Determine which lines of the records include the word "Technology", and copy them.

################

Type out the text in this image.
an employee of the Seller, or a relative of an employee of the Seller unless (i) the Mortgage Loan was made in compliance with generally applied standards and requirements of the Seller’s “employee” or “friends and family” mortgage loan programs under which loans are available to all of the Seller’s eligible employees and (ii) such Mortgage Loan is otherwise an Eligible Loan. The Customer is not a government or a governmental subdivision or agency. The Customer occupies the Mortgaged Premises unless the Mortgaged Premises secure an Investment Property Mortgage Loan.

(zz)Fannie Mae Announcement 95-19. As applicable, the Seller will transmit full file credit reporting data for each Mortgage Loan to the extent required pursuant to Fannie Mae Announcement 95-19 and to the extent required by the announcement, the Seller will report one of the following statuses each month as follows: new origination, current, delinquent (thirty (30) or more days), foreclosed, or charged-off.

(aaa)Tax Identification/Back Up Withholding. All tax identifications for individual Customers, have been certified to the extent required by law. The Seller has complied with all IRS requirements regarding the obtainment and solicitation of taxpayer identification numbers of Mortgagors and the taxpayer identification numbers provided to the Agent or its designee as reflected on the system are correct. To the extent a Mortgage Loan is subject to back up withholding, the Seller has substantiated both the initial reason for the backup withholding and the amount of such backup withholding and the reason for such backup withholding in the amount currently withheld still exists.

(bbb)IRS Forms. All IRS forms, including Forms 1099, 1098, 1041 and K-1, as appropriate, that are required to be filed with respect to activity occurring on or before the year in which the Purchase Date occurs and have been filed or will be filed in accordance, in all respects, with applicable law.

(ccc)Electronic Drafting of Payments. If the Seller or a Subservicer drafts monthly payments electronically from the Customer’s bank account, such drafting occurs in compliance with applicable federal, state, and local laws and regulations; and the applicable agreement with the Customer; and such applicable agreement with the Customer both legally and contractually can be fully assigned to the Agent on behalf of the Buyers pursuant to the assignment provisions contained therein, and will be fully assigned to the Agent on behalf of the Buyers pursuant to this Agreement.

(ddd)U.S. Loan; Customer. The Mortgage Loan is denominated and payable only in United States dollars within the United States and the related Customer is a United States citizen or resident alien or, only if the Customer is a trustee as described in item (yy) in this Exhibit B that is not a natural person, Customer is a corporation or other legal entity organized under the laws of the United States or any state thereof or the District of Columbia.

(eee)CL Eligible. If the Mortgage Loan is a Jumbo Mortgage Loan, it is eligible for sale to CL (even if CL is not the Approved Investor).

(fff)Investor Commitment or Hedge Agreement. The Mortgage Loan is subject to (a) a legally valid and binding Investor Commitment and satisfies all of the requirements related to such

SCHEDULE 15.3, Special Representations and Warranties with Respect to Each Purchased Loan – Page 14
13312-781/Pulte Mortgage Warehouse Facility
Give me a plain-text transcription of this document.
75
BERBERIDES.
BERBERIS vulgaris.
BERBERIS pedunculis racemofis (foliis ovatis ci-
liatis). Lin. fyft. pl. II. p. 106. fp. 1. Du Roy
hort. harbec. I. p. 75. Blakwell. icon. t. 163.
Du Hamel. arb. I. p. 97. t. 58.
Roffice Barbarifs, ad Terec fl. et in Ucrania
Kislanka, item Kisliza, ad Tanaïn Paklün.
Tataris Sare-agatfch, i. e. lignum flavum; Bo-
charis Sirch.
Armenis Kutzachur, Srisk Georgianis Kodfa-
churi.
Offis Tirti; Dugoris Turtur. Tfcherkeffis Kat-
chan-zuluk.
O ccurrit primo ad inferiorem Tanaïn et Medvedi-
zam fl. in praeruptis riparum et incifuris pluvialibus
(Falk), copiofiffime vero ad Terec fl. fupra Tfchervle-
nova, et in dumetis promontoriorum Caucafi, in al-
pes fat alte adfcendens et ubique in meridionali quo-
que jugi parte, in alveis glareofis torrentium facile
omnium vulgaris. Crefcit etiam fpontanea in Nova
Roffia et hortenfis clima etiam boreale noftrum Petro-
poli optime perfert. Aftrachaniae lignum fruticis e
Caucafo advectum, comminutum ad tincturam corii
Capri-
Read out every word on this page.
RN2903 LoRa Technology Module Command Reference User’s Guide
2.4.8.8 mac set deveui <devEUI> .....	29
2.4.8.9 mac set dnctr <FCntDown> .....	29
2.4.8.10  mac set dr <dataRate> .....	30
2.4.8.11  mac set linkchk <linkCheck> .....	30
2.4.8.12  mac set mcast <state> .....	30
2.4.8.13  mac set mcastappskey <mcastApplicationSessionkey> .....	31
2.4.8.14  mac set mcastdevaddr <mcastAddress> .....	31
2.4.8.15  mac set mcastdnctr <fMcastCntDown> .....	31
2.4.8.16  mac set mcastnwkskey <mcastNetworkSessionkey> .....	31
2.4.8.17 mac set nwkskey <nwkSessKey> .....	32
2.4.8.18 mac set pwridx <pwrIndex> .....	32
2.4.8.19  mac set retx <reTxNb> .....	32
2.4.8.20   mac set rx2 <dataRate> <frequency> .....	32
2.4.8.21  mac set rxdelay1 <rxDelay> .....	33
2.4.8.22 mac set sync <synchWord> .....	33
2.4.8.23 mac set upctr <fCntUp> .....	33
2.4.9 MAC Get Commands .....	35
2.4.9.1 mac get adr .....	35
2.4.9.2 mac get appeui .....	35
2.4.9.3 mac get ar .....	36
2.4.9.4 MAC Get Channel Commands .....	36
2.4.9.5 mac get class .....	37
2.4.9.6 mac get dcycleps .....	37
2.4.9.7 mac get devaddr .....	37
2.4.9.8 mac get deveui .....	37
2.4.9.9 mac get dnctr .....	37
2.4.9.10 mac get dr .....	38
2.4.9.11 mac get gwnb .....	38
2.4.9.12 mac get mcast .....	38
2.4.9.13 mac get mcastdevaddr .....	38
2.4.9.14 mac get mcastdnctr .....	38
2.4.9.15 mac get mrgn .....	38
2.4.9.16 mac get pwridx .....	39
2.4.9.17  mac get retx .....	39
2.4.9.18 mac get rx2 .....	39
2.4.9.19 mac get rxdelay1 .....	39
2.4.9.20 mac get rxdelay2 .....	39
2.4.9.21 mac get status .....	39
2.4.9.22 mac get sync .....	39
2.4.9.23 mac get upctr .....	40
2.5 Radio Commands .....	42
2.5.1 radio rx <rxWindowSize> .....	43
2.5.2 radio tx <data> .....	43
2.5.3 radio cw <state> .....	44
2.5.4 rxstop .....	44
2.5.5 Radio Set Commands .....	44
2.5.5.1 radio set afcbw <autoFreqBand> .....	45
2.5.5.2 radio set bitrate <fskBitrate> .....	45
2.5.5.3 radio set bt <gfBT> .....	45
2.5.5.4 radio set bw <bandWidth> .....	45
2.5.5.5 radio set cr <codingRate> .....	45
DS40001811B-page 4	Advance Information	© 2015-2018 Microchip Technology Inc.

################

Completed task –
RN2903 LoRa Technology Module Command Reference User’s Guide
DS40001811B-page 4	Advance Information	© 2015-2018 Microchip Technology Inc.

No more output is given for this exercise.